___ SOURCE DATA

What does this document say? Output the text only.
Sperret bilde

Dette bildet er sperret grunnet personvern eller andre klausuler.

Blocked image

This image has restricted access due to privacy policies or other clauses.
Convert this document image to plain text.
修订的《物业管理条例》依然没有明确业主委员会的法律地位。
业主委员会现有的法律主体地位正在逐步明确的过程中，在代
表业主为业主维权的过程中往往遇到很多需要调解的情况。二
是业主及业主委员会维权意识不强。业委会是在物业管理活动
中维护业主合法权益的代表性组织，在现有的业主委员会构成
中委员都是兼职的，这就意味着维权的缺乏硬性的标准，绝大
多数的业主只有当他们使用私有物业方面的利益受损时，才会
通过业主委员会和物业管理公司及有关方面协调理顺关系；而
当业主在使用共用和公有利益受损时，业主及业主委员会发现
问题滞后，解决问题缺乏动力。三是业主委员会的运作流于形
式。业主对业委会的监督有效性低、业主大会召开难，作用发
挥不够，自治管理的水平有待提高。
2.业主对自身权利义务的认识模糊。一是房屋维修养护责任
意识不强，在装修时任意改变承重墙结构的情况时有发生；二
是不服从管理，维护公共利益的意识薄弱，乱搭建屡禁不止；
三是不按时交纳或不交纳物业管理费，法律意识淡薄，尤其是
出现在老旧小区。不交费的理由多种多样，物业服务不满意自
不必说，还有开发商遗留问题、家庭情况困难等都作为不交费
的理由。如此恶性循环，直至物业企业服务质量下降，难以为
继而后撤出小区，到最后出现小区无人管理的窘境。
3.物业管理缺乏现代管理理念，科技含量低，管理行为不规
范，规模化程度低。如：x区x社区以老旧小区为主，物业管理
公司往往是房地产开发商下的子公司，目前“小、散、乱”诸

______

> **REQUIREMENT**
Gather all lines with the string "document" from the data.

> **TASK RESULT**
What does this document say? Output the text only.
Convert this document image to plain text.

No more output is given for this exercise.